[Task data]
-----
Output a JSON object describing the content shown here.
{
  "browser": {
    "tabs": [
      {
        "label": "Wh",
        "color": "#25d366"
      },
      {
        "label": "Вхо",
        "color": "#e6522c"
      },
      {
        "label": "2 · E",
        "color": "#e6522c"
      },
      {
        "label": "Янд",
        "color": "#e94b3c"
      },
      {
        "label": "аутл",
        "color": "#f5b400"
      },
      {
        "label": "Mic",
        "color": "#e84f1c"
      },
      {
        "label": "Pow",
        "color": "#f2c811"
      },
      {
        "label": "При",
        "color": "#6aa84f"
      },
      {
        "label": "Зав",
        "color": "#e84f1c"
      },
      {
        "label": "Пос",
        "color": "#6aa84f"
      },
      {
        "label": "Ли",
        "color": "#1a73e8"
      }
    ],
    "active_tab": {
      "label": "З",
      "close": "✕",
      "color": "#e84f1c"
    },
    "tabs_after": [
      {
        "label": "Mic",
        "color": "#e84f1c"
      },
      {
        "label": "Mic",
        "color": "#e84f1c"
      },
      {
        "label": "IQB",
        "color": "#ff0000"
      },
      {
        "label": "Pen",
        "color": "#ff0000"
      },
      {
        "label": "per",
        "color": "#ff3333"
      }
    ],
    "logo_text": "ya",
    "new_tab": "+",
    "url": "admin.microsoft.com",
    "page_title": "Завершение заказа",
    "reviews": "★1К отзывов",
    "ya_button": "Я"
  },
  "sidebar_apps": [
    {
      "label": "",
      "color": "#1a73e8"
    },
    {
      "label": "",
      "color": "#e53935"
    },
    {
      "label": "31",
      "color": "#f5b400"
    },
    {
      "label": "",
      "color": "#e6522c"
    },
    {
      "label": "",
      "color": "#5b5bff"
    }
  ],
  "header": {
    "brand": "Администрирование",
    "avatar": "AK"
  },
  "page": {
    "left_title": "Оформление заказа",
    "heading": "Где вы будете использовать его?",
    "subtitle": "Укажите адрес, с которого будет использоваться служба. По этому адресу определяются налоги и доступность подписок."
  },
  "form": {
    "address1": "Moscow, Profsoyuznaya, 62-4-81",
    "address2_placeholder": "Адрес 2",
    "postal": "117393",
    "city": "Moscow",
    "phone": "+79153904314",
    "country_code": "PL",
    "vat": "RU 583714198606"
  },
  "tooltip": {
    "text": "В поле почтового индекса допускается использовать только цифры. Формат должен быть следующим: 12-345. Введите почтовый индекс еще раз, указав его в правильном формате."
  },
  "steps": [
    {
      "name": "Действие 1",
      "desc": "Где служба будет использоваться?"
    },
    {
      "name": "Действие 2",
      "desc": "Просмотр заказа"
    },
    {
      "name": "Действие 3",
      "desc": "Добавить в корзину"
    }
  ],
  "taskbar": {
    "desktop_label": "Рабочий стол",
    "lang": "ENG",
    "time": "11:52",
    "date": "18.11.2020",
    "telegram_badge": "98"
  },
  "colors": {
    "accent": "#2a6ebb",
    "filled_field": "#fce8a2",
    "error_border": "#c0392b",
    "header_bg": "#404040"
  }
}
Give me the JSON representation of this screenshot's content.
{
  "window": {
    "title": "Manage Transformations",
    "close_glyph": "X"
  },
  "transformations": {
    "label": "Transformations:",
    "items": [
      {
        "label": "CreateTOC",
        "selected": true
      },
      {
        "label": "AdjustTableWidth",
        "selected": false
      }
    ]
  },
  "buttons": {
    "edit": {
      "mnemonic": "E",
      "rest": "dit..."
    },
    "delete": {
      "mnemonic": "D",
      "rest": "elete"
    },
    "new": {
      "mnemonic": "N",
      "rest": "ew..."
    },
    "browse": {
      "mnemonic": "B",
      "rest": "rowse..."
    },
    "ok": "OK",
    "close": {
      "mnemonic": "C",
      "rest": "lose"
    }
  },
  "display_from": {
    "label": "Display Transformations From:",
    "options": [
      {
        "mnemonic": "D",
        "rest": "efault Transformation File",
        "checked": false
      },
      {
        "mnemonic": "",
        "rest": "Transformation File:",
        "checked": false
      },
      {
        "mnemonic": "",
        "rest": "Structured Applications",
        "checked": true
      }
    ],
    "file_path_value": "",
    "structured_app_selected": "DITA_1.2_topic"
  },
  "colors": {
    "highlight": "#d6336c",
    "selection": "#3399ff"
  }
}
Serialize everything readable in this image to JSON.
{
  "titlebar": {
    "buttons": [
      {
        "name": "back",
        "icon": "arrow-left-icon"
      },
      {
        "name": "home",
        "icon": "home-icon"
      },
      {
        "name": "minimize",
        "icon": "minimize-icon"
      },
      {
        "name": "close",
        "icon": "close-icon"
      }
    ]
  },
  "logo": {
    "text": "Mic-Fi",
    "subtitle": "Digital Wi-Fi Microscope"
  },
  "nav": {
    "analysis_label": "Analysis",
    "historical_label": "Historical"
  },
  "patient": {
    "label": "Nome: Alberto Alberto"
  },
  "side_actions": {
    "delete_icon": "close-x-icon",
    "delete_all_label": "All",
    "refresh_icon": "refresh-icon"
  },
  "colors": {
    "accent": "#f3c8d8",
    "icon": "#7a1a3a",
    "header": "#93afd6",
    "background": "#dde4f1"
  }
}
-----
[Stated task]
Keep only those lines of the records that hold "заказа", and return them.

[Solution to this exercise]
    "page_title": "Завершение заказа",
    "left_title": "Оформление заказа",
      "desc": "Просмотр заказа"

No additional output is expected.